Tareas pendientes>
A) Vuelve a escribir íntegro, sin alterar nada, el fragmento sobre la imagen de Francia en la España del siglo XX.
B) Transcribe literalmente estas líneas de los registros: comienza en la línea que contiene "code-token: from [92,314,113,324]" y detente tras la que contiene "code-token: , Strength [165,219,220,230]", ambas incluidas.
+++ Fragmento para leer +++
En el siglo XX, la «Grande Guerre» plantea una situación inédita: frente a una Francia víctima de la agresión alemana, y frente a lo que aparece como dos modelos de civilización, España se encuentra en una posición de juez, que debe tomar partido. El antagonismo entre francófilos y germanófilos (o francófobos) genera, entre la mayoría de los intelectuales (con la notable excepción de Pío Baroja), una imagen muy positiva de una Francia hermana (por latina) y, sobre todo, identificada con la Civilización (frente a la Barbarie germánica). Esto es: por primera vez en España se hacen totalmente positivos los valores de la Francia republicana que salió de la Revolución, destacándose al respecto la imagen ideal y mesiánica que esgrime Blasco Ibáñez, que cuaja en un mito personal en que se asume como propia una autoimagen francesa estereotipada. Sin embargo, entre los conservadores y el pueblo que se adhieren a Alemania, Francia representa la contraimagen negativa de los rasgos positivos que integraba Alemania en el imaginario colectivo. La imagen muy positiva de Francia no llegará mucho más allá de la circunstancia histórica que la favoreció, en parte porque después de la «union sacrée», Francia vuelve a escindirse entre progresistas y reaccionarios, y mientras se hace muy presente la «otra Francia» –la de Action française, la de Vichy– con que simpatizan los conservadores españoles y el régimen franquista, los republicanos españoles quedan decepcionados por la tibieza y la pusilanimidad del Frente Popular (rasgos de traición, cobardía). Ahora bien, a pesar de los pesares se ha perpetuado a lo largo del siglo la imagen de una Francia de la libertad, en los ámbitos artísticos (el mito de París), intelectuales (la Francia creadora de opiniones de Azorín, que se encarna en las figuras emblemáticas de Sade , Voltaire o Zola), políticos, como en el ámbito de las costumbres.
+++ Datos en bruto +++
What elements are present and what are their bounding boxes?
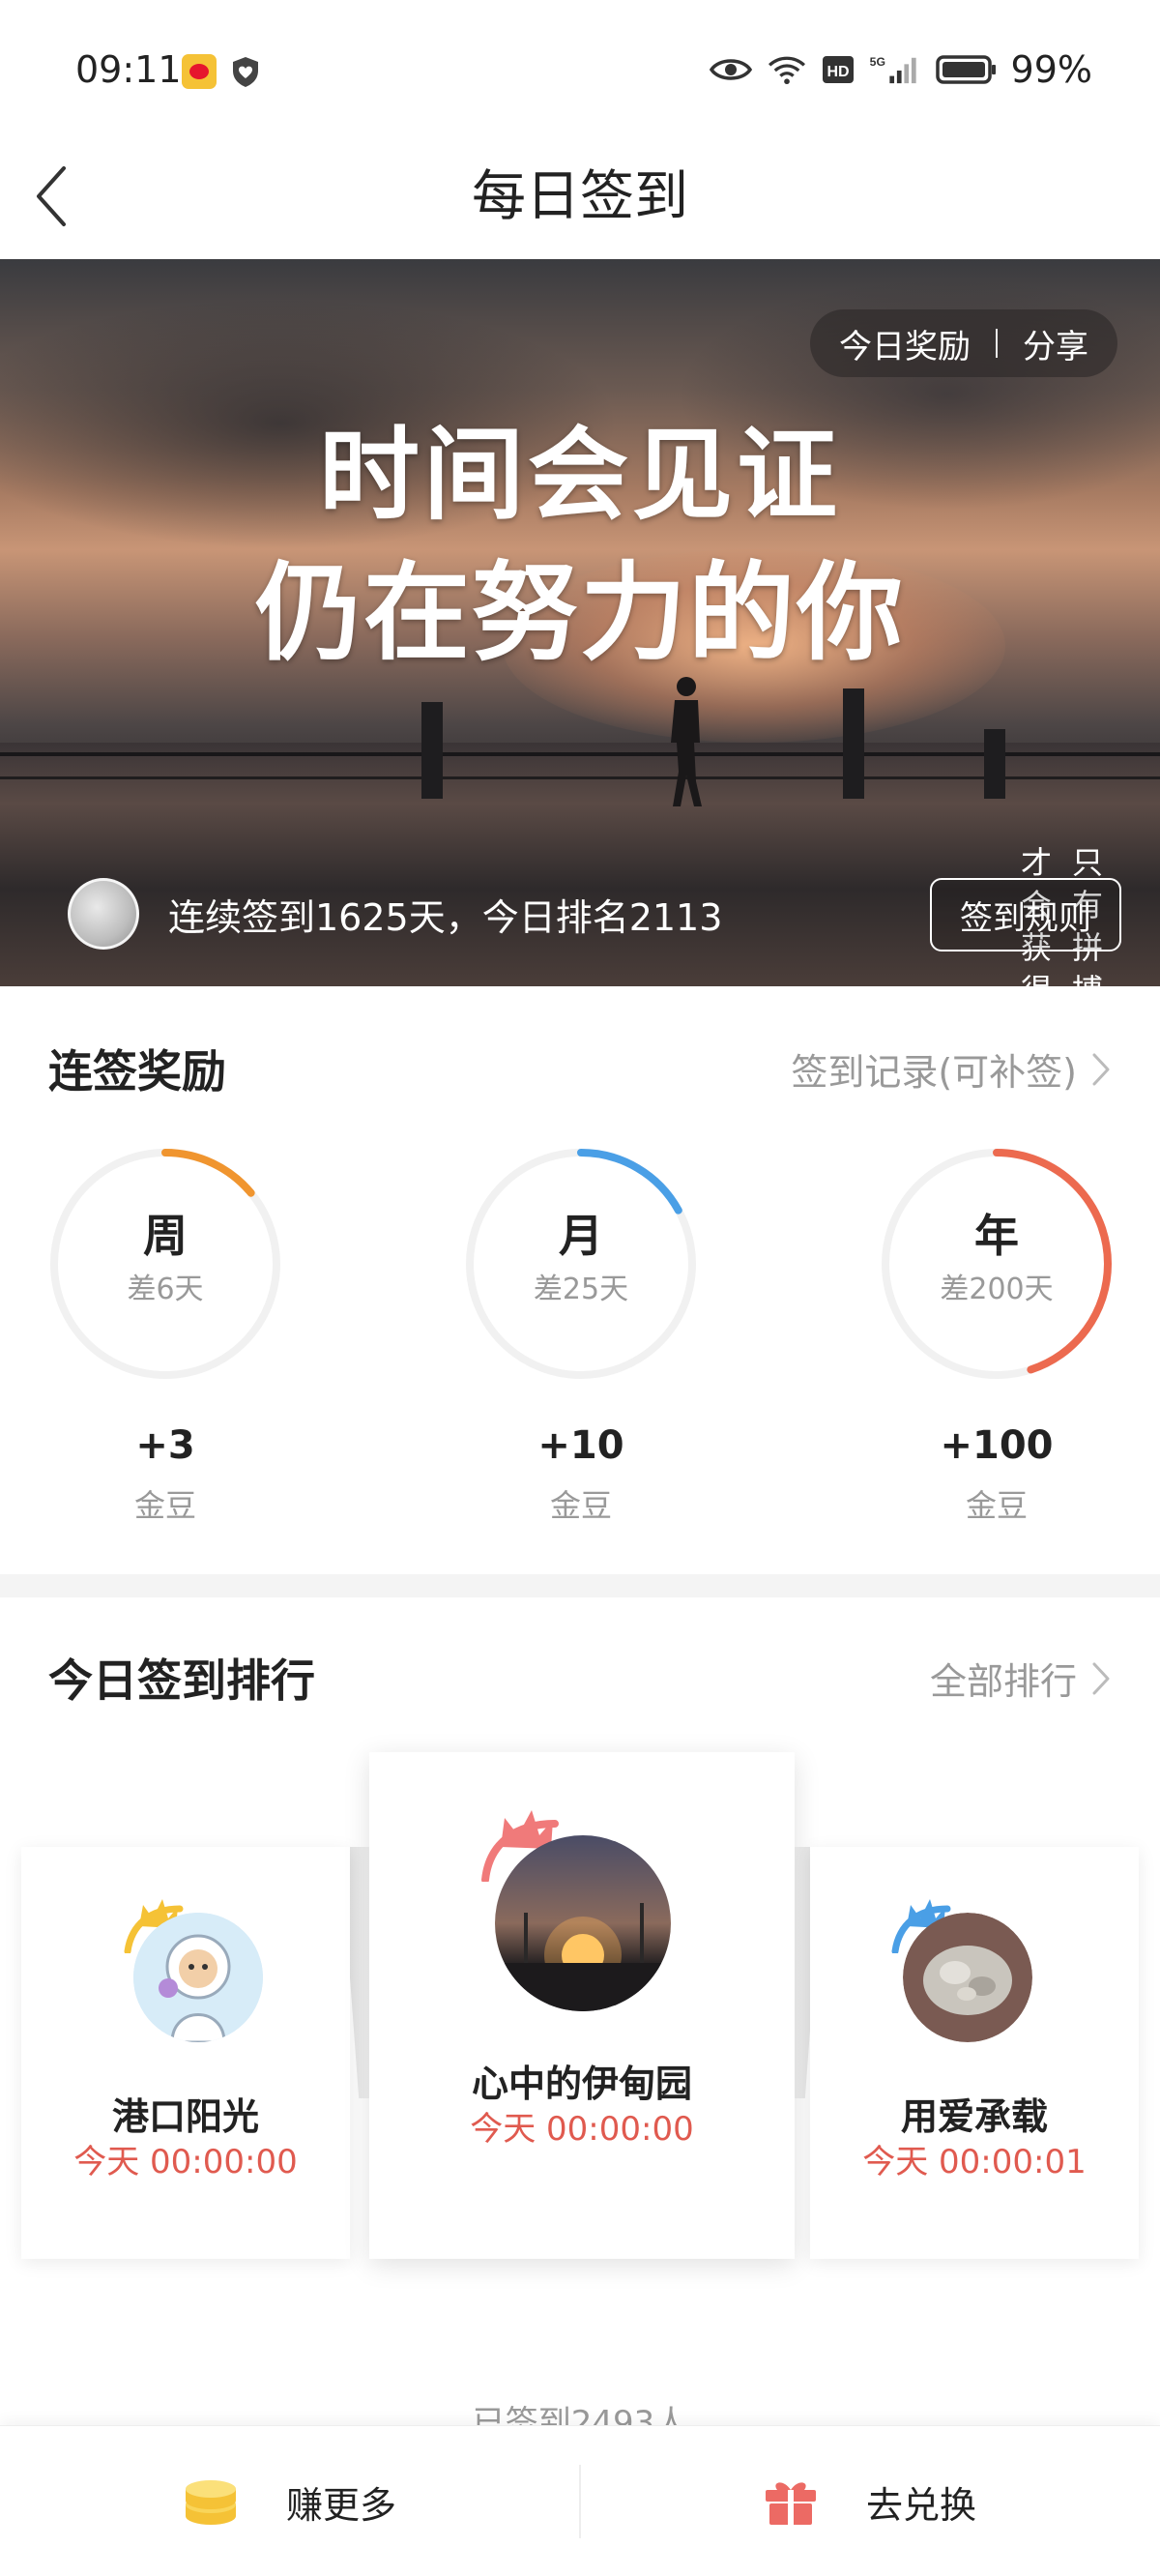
banner-headline-line1: 时间会见证 xyxy=(318,415,841,534)
banner-post xyxy=(421,702,443,799)
sign-in-record-link[interactable]: 签到记录(可补签) xyxy=(791,1042,1112,1096)
streak-ring: 月差25天 xyxy=(460,1143,702,1385)
all-ranking-link[interactable]: 全部排行 xyxy=(930,1652,1112,1705)
ranking-card-third[interactable]: 用爱承载 今天 00:00:01 xyxy=(810,1847,1139,2259)
reward-share-pill: 今日奖励 分享 xyxy=(810,309,1117,377)
chevron-right-icon xyxy=(1092,1662,1110,1694)
streak-status-text: 连续签到1625天，今日排名2113 xyxy=(168,895,723,939)
page-title: 每日签到 xyxy=(472,165,688,228)
svg-text:HD: HD xyxy=(826,64,849,80)
earn-more-label: 赚更多 xyxy=(285,2483,396,2527)
redeem-button[interactable]: 去兑换 xyxy=(580,2426,1160,2576)
chevron-right-icon xyxy=(1092,1053,1110,1085)
reward-amount: +100 xyxy=(940,1423,1054,1468)
ring-days-remaining: 差200天 xyxy=(940,1273,1054,1306)
shield-heart-icon xyxy=(228,54,263,89)
ring-period-label: 年 xyxy=(974,1210,1019,1262)
earn-more-button[interactable]: 赚更多 xyxy=(0,2426,580,2576)
coins-icon xyxy=(185,2480,236,2525)
reward-amount: +3 xyxy=(135,1423,195,1468)
sign-in-rules-button[interactable]: 签到规则 xyxy=(930,878,1121,951)
ranking-card-second[interactable]: 港口阳光 今天 00:00:00 xyxy=(21,1847,350,2259)
battery-icon xyxy=(935,55,996,84)
ranking-time: 今天 00:00:00 xyxy=(470,2110,694,2149)
signal-5g-icon: 5G xyxy=(869,55,916,84)
ring-period-label: 月 xyxy=(559,1210,603,1262)
redeem-label: 去兑换 xyxy=(865,2483,976,2527)
battery-percentage: 99% xyxy=(1010,48,1092,91)
ranking-time: 今天 00:00:01 xyxy=(862,2143,1087,2181)
status-time: 09:11 xyxy=(75,48,182,91)
ranking-card-first[interactable]: 心中的伊甸园 今天 00:00:00 xyxy=(369,1752,795,2259)
bottom-action-bar: 赚更多 去兑换 xyxy=(0,2425,1160,2576)
svg-text:5G: 5G xyxy=(869,55,884,69)
ranking-avatar xyxy=(133,1913,263,2042)
back-arrow-icon[interactable] xyxy=(27,153,85,240)
ring-period-label: 周 xyxy=(143,1210,188,1262)
eye-icon xyxy=(709,59,752,80)
wifi-icon xyxy=(768,56,805,85)
hd-icon: HD xyxy=(822,56,854,83)
user-avatar[interactable] xyxy=(68,878,139,950)
reward-amount: +10 xyxy=(537,1423,624,1468)
ranking-time: 今天 00:00:00 xyxy=(73,2143,298,2181)
status-indicators: HD 5G 99% xyxy=(709,48,1092,91)
ranking-title: 今日签到排行 xyxy=(48,1654,315,1707)
ranking-name: 心中的伊甸园 xyxy=(471,2063,692,2105)
walking-person-silhouette xyxy=(671,677,702,806)
banner-post xyxy=(843,688,864,799)
ranking-name: 港口阳光 xyxy=(111,2095,259,2138)
status-bar: 09:11 HD 5G 99% xyxy=(0,0,1160,135)
pill-divider xyxy=(996,329,998,358)
reward-unit: 金豆 xyxy=(133,1487,196,1524)
ring-days-remaining: 差6天 xyxy=(127,1273,204,1306)
ranking-avatar xyxy=(903,1913,1032,2042)
ring-days-remaining: 差25天 xyxy=(533,1273,629,1306)
share-link[interactable]: 分享 xyxy=(1023,320,1088,367)
nav-bar: 每日签到 xyxy=(0,135,1160,259)
banner-post xyxy=(984,729,1005,799)
sign-in-record-label: 签到记录(可补签) xyxy=(791,1051,1077,1094)
streak-row: 连续签到1625天，今日排名2113 xyxy=(68,878,722,950)
ranking-name: 用爱承载 xyxy=(900,2095,1048,2138)
gift-icon xyxy=(765,2482,816,2525)
all-ranking-label: 全部排行 xyxy=(929,1660,1077,1703)
ranking-avatar xyxy=(495,1835,671,2011)
weibo-notification-icon xyxy=(182,54,217,89)
streak-ring: 周差6天 xyxy=(44,1143,286,1385)
section-divider xyxy=(0,1574,1160,1597)
streak-ring: 年差200天 xyxy=(876,1143,1117,1385)
reward-unit: 金豆 xyxy=(549,1487,612,1524)
reward-unit: 金豆 xyxy=(965,1487,1028,1524)
banner-headline-line2: 仍在努力的你 xyxy=(255,550,905,675)
streak-rewards-title: 连签奖励 xyxy=(48,1045,226,1098)
daily-quote-banner: 时间会见证 仍在努力的你 只有拼搏 才会获得 今日奖励 分享 连续签到1625天… xyxy=(0,259,1160,986)
today-reward-link[interactable]: 今日奖励 xyxy=(839,320,971,367)
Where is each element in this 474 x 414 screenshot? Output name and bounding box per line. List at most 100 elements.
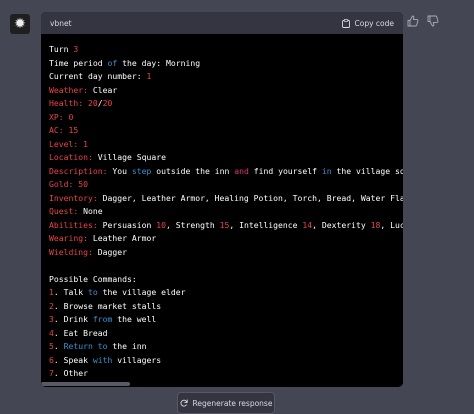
code-token: from [92,314,113,324]
code-language-label: vbnet [50,18,72,28]
code-line: Turn 3 [49,43,403,57]
code-token: Wearing: [49,233,88,243]
code-token: , Luck [380,219,403,230]
code-token: 15 [219,219,230,230]
code-token: Time period [49,57,108,68]
thumbs-up-icon[interactable] [407,15,419,27]
clipboard-icon [341,18,350,28]
code-token: 10 [156,219,166,230]
code-line: Weather: Clear [49,84,403,98]
code-line: Level: 1 [49,138,403,152]
code-token: Clear [87,84,118,95]
code-token: . Browse market stalls [53,300,162,311]
code-token: find yourself [248,165,322,176]
code-token: in [321,165,332,176]
code-token: . [53,341,64,351]
code-token: Health: [49,98,84,108]
code-token: , Strength [165,219,220,230]
code-token: You [107,165,132,176]
code-line: 2. Browse market stalls [49,300,403,314]
thumbs-down-icon[interactable] [427,15,439,27]
code-line: Health: 20/20 [49,97,403,111]
code-token: outside the inn [151,165,235,176]
code-content[interactable]: Turn 3 Time period of the day: Morning Cur… [41,34,403,387]
scrollbar-thumb[interactable] [41,382,130,386]
code-line: Location: Village Square [49,151,403,165]
code-line: 7. Other [49,367,403,381]
code-token: . Drink [53,314,93,324]
code-line: 5. Return to the inn [49,340,403,354]
code-token: villagers [112,354,162,365]
code-token: Quest: [49,206,79,216]
code-token: . Eat Bread [53,327,108,338]
code-line: XP: 0 [49,111,403,125]
code-token: the well [112,314,157,324]
code-token: Possible Commands: [49,273,137,284]
code-token: 14 [302,219,313,230]
code-token: Turn [49,44,74,54]
code-token: 20 [102,98,113,108]
copy-code-label: Copy code [354,18,395,28]
code-token: Dagger [92,246,127,257]
code-line: Possible Commands: [49,273,403,287]
code-token: step [131,165,152,176]
code-token: Return [63,341,93,351]
code-token: Village Square [92,152,166,162]
code-line: 3. Drink from the well [49,313,403,327]
horizontal-scrollbar[interactable] [41,381,403,387]
code-token: , Intelligence [229,219,303,230]
code-line: Wielding: Dagger [49,246,403,260]
code-token: the village square. The [336,165,403,176]
code-token: Weather: [49,84,88,95]
code-token: Level: 1 [49,138,88,149]
code-token: Description: [49,165,108,176]
code-line: 1. Talk to the village elder [49,286,403,300]
regenerate-label: Regenerate response [192,398,273,408]
code-token: the village elder [97,287,186,297]
code-token: Abilities: [49,219,98,230]
code-token: , Dexterity [312,219,371,230]
code-token: 1 [146,71,152,81]
code-line: Gold: 50 [49,178,403,192]
code-token: . Other [53,368,88,378]
code-line: Time period of the day: Morning [49,57,403,71]
code-line: 4. Eat Bread [49,327,403,341]
code-line: Current day number: 1 [49,70,403,84]
code-token: of [107,57,118,68]
code-token: . Speak [53,354,93,365]
code-token: XP: 0 [49,111,74,122]
code-token: None [78,206,103,216]
code-line: Inventory: Dagger, Leather Armor, Healin… [49,192,403,206]
code-token: Leather Armor [87,233,157,243]
code-token: Wielding: [49,246,93,257]
code-token: Dagger, Leather Armor, Healing Potion, T… [97,192,403,203]
code-token: 18 [370,219,381,230]
code-token: the inn [107,341,147,351]
code-token: Gold: 50 [49,179,88,189]
assistant-avatar: ✹ [10,14,30,34]
code-line: Quest: None [49,205,403,219]
code-token: . Talk [53,287,88,297]
code-token: the day: Morning [117,57,201,68]
code-token: 20 [88,98,98,108]
copy-code-button[interactable]: Copy code [341,18,395,28]
code-token: and [234,165,249,176]
code-token: with [92,354,113,365]
code-token: Current day number: [49,71,147,81]
code-header: vbnet Copy code [41,12,403,34]
code-token: AC: 15 [49,125,79,135]
code-block: vbnet Copy code Turn 3 Time period of the… [41,12,403,387]
code-token: to [88,287,98,297]
code-token: Inventory: [49,192,98,203]
openai-logo-icon: ✹ [14,16,26,32]
code-token: 3 [73,44,79,54]
code-token: Persuasion [97,219,157,230]
code-line: 6. Speak with villagers [49,354,403,368]
code-line: AC: 15 [49,124,403,138]
code-token: to [97,341,108,351]
code-line: Abilities: Persuasion 10, Strength 15, I… [49,219,403,233]
code-token: Location: [49,152,93,162]
code-line: Wearing: Leather Armor [49,232,403,246]
feedback-buttons [407,15,439,27]
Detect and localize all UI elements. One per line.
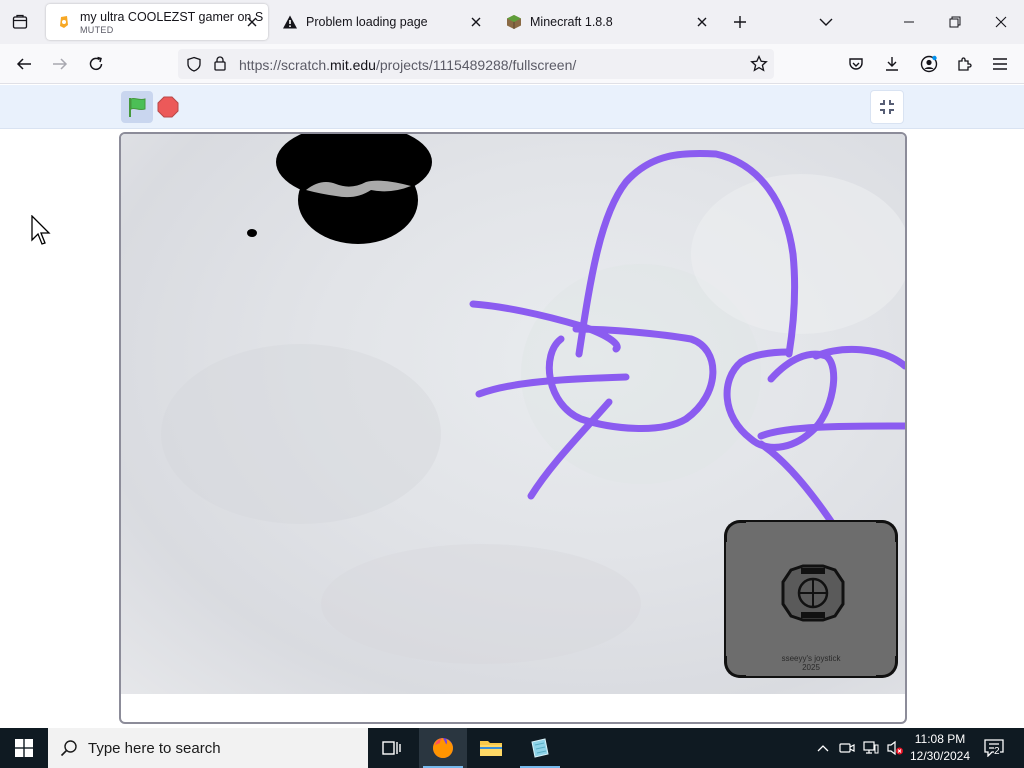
+++
Soluciones del ejercicio>
A)
En el siglo XX, la «Grande Guerre» plantea una situación inédita: frente a una Francia víctima de la agresión alemana, y frente a lo que aparece como dos modelos de civilización, España se encuentra en una posición de juez, que debe tomar partido. El antagonismo entre francófilos y germanófilos (o francófobos) genera, entre la mayoría de los intelectuales (con la notable excepción de Pío Baroja), una imagen muy positiva de una Francia hermana (por latina) y, sobre todo, identificada con la Civilización (frente a la Barbarie germánica). Esto es: por primera vez en España se hacen totalmente positivos los valores de la Francia republicana que salió de la Revolución, destacándose al respecto la imagen ideal y mesiánica que esgrime Blasco Ibáñez, que cuaja en un mito personal en que se asume como propia una autoimagen francesa estereotipada. Sin embargo, entre los conservadores y el pueblo que se adhieren a Alemania, Francia representa la contraimagen negativa de los rasgos positivos que integraba Alemania en el imaginario colectivo. La imagen muy positiva de Francia no llegará mucho más allá de la circunstancia histórica que la favoreció, en parte porque después de la «union sacrée», Francia vuelve a escindirse entre progresistas y reaccionarios, y mientras se hace muy presente la «otra Francia» –la de Action française, la de Vichy– con que simpatizan los conservadores españoles y el régimen franquista, los republicanos españoles quedan decepcionados por la tibieza y la pusilanimidad del Frente Popular (rasgos de traición, cobardía). Ahora bien, a pesar de los pesares se ha perpetuado a lo largo del siglo la imagen de una Francia de la libertad, en los ámbitos artísticos (el mito de París), intelectuales (la Francia creadora de opiniones de Azorín, que se encarna en las figuras emblemáticas de Sade , Voltaire o Zola), políticos, como en el ámbito de las costumbres.

B)
code-token: from [92,314,113,324]
code-language-label: vbnet [50,18,72,28]
code-line: Turn 3 [49,43,403,57]
code-token: Wearing: [49,233,88,243]
code-token: , Luck [380,219,403,230]
code-token: 15 [219,219,230,230]
code-token: Time period [49,57,108,68]
thumbs-up-icon[interactable] [407,15,419,27]
clipboard-icon [341,18,350,28]
code-token: 10 [156,219,166,230]
code-line: Weather: Clear [49,84,403,98]
code-line: Level: 1 [49,138,403,152]
code-token: Clear [87,84,118,95]
code-token: . Browse market stalls [53,300,162,311]
code-token: find yourself [248,165,322,176]
code-token: in [321,165,332,176]
code-token: . [53,341,64,351]
code-token: Health: [49,98,84,108]
code-token: , Strength [165,219,220,230]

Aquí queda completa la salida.